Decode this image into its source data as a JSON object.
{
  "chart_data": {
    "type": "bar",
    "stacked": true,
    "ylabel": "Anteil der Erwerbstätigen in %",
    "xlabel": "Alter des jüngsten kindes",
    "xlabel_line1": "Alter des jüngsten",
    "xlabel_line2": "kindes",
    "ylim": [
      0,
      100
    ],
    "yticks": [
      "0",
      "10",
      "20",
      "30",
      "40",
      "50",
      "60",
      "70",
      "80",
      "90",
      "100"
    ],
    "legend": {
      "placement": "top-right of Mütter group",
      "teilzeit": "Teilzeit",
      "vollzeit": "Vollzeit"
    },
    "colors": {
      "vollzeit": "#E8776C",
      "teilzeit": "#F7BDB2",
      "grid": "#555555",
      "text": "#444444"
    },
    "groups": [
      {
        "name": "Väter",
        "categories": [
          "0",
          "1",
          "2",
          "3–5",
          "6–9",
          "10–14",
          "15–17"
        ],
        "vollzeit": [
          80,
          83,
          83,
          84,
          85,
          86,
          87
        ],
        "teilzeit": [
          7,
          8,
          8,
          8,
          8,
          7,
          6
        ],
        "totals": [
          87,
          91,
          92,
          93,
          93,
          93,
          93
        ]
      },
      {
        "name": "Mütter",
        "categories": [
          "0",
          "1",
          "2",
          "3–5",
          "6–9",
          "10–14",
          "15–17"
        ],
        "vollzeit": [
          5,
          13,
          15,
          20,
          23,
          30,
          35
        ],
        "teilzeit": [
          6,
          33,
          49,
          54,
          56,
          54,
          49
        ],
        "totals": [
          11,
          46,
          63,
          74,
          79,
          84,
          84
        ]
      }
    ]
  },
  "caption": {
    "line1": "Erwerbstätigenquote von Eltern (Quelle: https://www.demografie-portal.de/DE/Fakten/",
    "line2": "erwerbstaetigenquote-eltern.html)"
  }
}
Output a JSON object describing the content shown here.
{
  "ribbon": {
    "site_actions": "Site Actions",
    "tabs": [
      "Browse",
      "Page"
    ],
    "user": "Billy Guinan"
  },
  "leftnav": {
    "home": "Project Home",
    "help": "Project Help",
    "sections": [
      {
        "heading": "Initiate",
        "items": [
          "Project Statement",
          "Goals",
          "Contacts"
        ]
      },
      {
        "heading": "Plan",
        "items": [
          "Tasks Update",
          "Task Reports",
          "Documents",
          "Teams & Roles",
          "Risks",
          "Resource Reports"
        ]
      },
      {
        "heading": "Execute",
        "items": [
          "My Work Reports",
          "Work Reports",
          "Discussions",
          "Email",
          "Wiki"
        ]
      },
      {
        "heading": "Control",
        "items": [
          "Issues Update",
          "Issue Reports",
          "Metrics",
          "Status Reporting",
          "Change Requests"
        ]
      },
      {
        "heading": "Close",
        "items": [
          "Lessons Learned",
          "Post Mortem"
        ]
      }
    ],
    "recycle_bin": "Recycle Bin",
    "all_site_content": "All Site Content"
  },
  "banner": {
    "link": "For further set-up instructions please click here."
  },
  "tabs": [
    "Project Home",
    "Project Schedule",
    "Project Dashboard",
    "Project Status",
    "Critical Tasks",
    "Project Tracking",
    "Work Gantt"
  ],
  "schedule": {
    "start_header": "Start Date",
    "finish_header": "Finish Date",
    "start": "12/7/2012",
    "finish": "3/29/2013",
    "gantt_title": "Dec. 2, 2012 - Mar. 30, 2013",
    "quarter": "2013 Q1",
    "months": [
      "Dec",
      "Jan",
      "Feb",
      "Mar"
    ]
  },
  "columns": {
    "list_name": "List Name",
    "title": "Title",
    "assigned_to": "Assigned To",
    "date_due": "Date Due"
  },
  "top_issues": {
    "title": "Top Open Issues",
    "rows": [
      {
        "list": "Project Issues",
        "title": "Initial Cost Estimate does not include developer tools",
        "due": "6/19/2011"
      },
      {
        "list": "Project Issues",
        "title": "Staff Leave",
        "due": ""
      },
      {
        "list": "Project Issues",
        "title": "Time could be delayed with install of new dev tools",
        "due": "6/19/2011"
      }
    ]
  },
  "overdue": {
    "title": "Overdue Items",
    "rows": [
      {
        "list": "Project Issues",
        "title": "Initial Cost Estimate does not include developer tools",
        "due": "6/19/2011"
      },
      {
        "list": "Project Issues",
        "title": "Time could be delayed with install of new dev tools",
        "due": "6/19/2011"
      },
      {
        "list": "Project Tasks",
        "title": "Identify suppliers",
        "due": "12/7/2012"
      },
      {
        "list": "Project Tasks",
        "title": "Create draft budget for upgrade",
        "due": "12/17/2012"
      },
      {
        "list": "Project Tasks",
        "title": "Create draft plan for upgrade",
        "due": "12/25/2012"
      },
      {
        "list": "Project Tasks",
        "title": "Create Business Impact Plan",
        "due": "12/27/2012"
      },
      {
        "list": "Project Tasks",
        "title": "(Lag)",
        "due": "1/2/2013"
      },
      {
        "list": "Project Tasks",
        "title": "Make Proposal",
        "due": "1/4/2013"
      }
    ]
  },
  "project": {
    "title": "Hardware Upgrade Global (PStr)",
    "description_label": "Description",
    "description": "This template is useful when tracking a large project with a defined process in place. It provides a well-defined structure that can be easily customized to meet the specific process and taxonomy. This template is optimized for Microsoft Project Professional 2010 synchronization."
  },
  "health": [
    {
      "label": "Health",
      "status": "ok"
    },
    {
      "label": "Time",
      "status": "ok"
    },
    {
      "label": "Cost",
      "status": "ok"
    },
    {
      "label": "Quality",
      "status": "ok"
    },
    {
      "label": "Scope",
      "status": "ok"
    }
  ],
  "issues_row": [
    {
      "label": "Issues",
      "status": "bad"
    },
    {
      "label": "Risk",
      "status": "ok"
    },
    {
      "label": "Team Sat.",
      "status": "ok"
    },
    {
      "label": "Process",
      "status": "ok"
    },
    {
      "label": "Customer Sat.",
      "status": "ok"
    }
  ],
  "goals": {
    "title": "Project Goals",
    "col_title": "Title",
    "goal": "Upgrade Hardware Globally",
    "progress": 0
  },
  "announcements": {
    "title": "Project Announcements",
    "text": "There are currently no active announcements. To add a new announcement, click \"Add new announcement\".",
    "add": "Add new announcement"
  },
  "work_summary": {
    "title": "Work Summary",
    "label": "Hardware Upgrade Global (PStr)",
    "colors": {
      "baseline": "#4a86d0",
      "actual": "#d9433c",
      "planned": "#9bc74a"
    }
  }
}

- - - - - - -

◆ **Task requirements**: Above are lines of data; state how many of them contain the word "Mütter", with no other output.

◆ **Written answer**: 2